[Dataset entries]
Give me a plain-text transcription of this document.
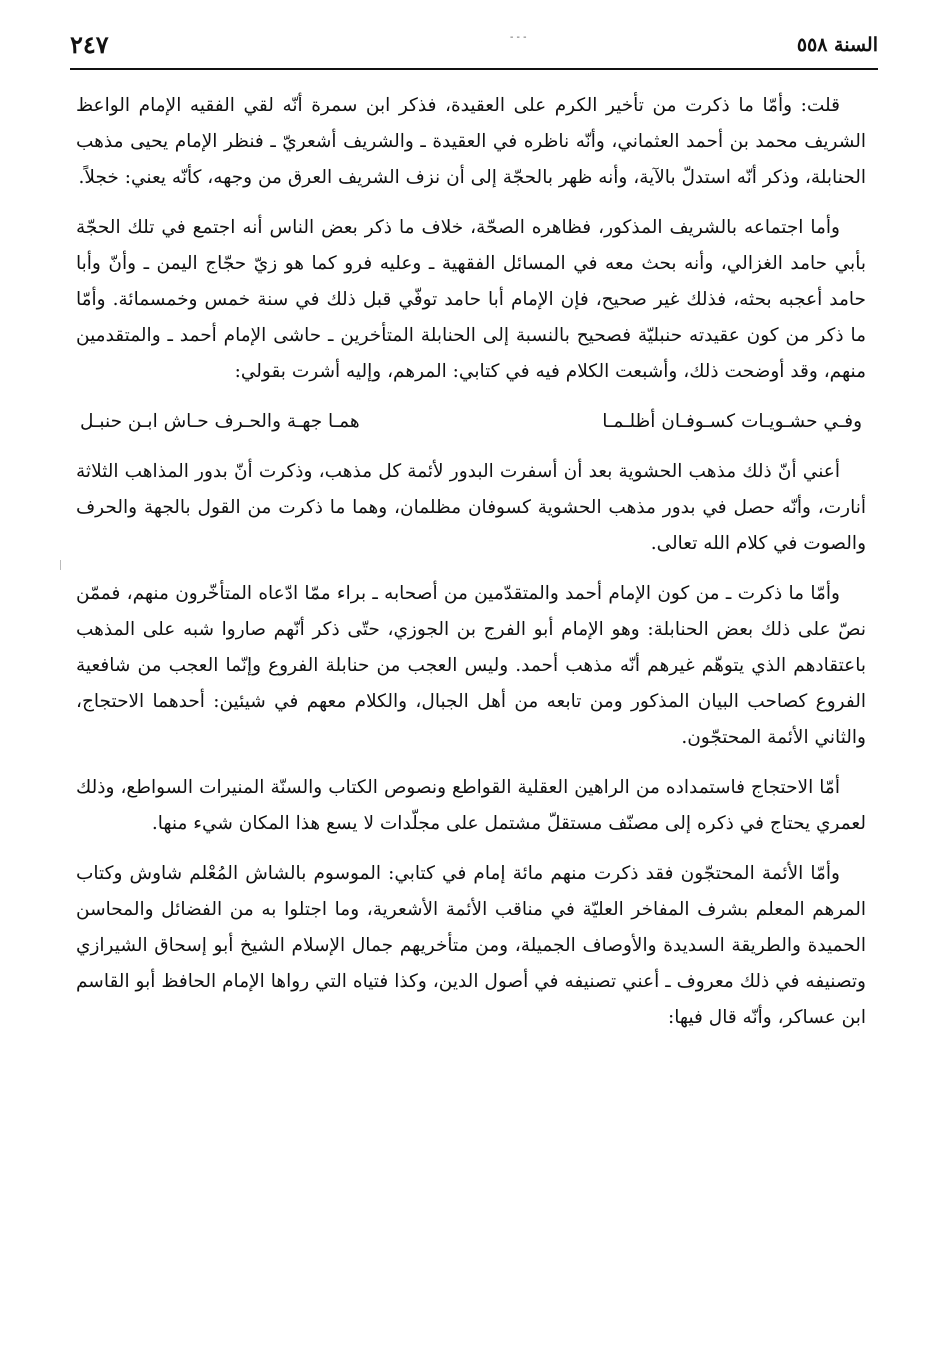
٢٤٧	- - -	السنة ٥٥٨

قلت: وأمّا ما ذكرت من تأخير الكرم على العقيدة، فذكر ابن سمرة أنّه لقي الفقيه الإمام الواعظ الشريف محمد بن أحمد العثماني، وأنّه ناظره في العقيدة ـ والشريف أشعريّ ـ فنظر الإمام يحيى مذهب الحنابلة، وذكر أنّه استدلّ بالآية، وأنه ظهر بالحجّة إلى أن نزف الشريف العرق من وجهه، كأنّه يعني: خجلاً.

وأما اجتماعه بالشريف المذكور، فظاهره الصحّة، خلاف ما ذكر بعض الناس أنه اجتمع في تلك الحجّة بأبي حامد الغزالي، وأنه بحث معه في المسائل الفقهية ـ وعليه فرو كما هو زيّ حجّاج اليمن ـ وأنّ وأبا حامد أعجبه بحثه، فذلك غير صحيح، فإن الإمام أبا حامد توفّي قبل ذلك في سنة خمس وخمسمائة. وأمّا ما ذكر من كون عقيدته حنبليّة فصحيح بالنسبة إلى الحنابلة المتأخرين ـ حاشى الإمام أحمد ـ والمتقدمين منهم، وقد أوضحت ذلك، وأشبعت الكلام فيه في كتابي: المرهم، وإليه أشرت بقولي:

وفـي حشـويـات كسـوفـان أظلـمـا
همـا جهـة والحـرف حـاش ابـن حنبـل

أعني أنّ ذلك مذهب الحشوية بعد أن أسفرت البدور لأئمة كل مذهب، وذكرت أنّ بدور المذاهب الثلاثة أنارت، وأنّه حصل في بدور مذهب الحشوية كسوفان مظلمان، وهما ما ذكرت من القول بالجهة والحرف والصوت في كلام الله تعالى.

وأمّا ما ذكرت ـ من كون الإمام أحمد والمتقدّمين من أصحابه ـ براء ممّا ادّعاه المتأخّرون منهم، فممّن نصّ على ذلك بعض الحنابلة: وهو الإمام أبو الفرج بن الجوزي، حتّى ذكر أنّهم صاروا شبه على المذهب باعتقادهم الذي يتوهّم غيرهم أنّه مذهب أحمد. وليس العجب من حنابلة الفروع وإنّما العجب من شافعية الفروع كصاحب البيان المذكور ومن تابعه من أهل الجبال، والكلام معهم في شيئين: أحدهما الاحتجاج، والثاني الأئمة المحتجّون.

أمّا الاحتجاج فاستمداده من الراهين العقلية القواطع ونصوص الكتاب والسنّة المنيرات السواطع، وذلك لعمري يحتاج في ذكره إلى مصنّف مستقلّ مشتمل على مجلّدات لا يسع هذا المكان شيء منها.

وأمّا الأئمة المحتجّون فقد ذكرت منهم مائة إمام في كتابي: الموسوم بالشاش المُعْلم شاوش وكتاب المرهم المعلم بشرف المفاخر العليّة في مناقب الأئمة الأشعرية، وما اجتلوا به من الفضائل والمحاسن الحميدة والطريقة السديدة والأوصاف الجميلة، ومن متأخريهم جمال الإسلام الشيخ أبو إسحاق الشيرازي وتصنيفه في ذلك معروف ـ أعني تصنيفه في أصول الدين، وكذا فتياه التي رواها الإمام الحافظ أبو القاسم ابن عساكر، وأنّه قال فيها:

Objective »
Repeat the listing above exactly, with no pictures.

Task answer »
Give me a plain-text transcription of this document.
٢٤٧	- - -	السنة ٥٥٨

قلت: وأمّا ما ذكرت من تأخير الكرم على العقيدة، فذكر ابن سمرة أنّه لقي الفقيه الإمام الواعظ الشريف محمد بن أحمد العثماني، وأنّه ناظره في العقيدة ـ والشريف أشعريّ ـ فنظر الإمام يحيى مذهب الحنابلة، وذكر أنّه استدلّ بالآية، وأنه ظهر بالحجّة إلى أن نزف الشريف العرق من وجهه، كأنّه يعني: خجلاً.

وأما اجتماعه بالشريف المذكور، فظاهره الصحّة، خلاف ما ذكر بعض الناس أنه اجتمع في تلك الحجّة بأبي حامد الغزالي، وأنه بحث معه في المسائل الفقهية ـ وعليه فرو كما هو زيّ حجّاج اليمن ـ وأنّ وأبا حامد أعجبه بحثه، فذلك غير صحيح، فإن الإمام أبا حامد توفّي قبل ذلك في سنة خمس وخمسمائة. وأمّا ما ذكر من كون عقيدته حنبليّة فصحيح بالنسبة إلى الحنابلة المتأخرين ـ حاشى الإمام أحمد ـ والمتقدمين منهم، وقد أوضحت ذلك، وأشبعت الكلام فيه في كتابي: المرهم، وإليه أشرت بقولي:

وفـي حشـويـات كسـوفـان أظلـمـا
همـا جهـة والحـرف حـاش ابـن حنبـل

أعني أنّ ذلك مذهب الحشوية بعد أن أسفرت البدور لأئمة كل مذهب، وذكرت أنّ بدور المذاهب الثلاثة أنارت، وأنّه حصل في بدور مذهب الحشوية كسوفان مظلمان، وهما ما ذكرت من القول بالجهة والحرف والصوت في كلام الله تعالى.

وأمّا ما ذكرت ـ من كون الإمام أحمد والمتقدّمين من أصحابه ـ براء ممّا ادّعاه المتأخّرون منهم، فممّن نصّ على ذلك بعض الحنابلة: وهو الإمام أبو الفرج بن الجوزي، حتّى ذكر أنّهم صاروا شبه على المذهب باعتقادهم الذي يتوهّم غيرهم أنّه مذهب أحمد. وليس العجب من حنابلة الفروع وإنّما العجب من شافعية الفروع كصاحب البيان المذكور ومن تابعه من أهل الجبال، والكلام معهم في شيئين: أحدهما الاحتجاج، والثاني الأئمة المحتجّون.

أمّا الاحتجاج فاستمداده من الراهين العقلية القواطع ونصوص الكتاب والسنّة المنيرات السواطع، وذلك لعمري يحتاج في ذكره إلى مصنّف مستقلّ مشتمل على مجلّدات لا يسع هذا المكان شيء منها.

وأمّا الأئمة المحتجّون فقد ذكرت منهم مائة إمام في كتابي: الموسوم بالشاش المُعْلم شاوش وكتاب المرهم المعلم بشرف المفاخر العليّة في مناقب الأئمة الأشعرية، وما اجتلوا به من الفضائل والمحاسن الحميدة والطريقة السديدة والأوصاف الجميلة، ومن متأخريهم جمال الإسلام الشيخ أبو إسحاق الشيرازي وتصنيفه في ذلك معروف ـ أعني تصنيفه في أصول الدين، وكذا فتياه التي رواها الإمام الحافظ أبو القاسم ابن عساكر، وأنّه قال فيها:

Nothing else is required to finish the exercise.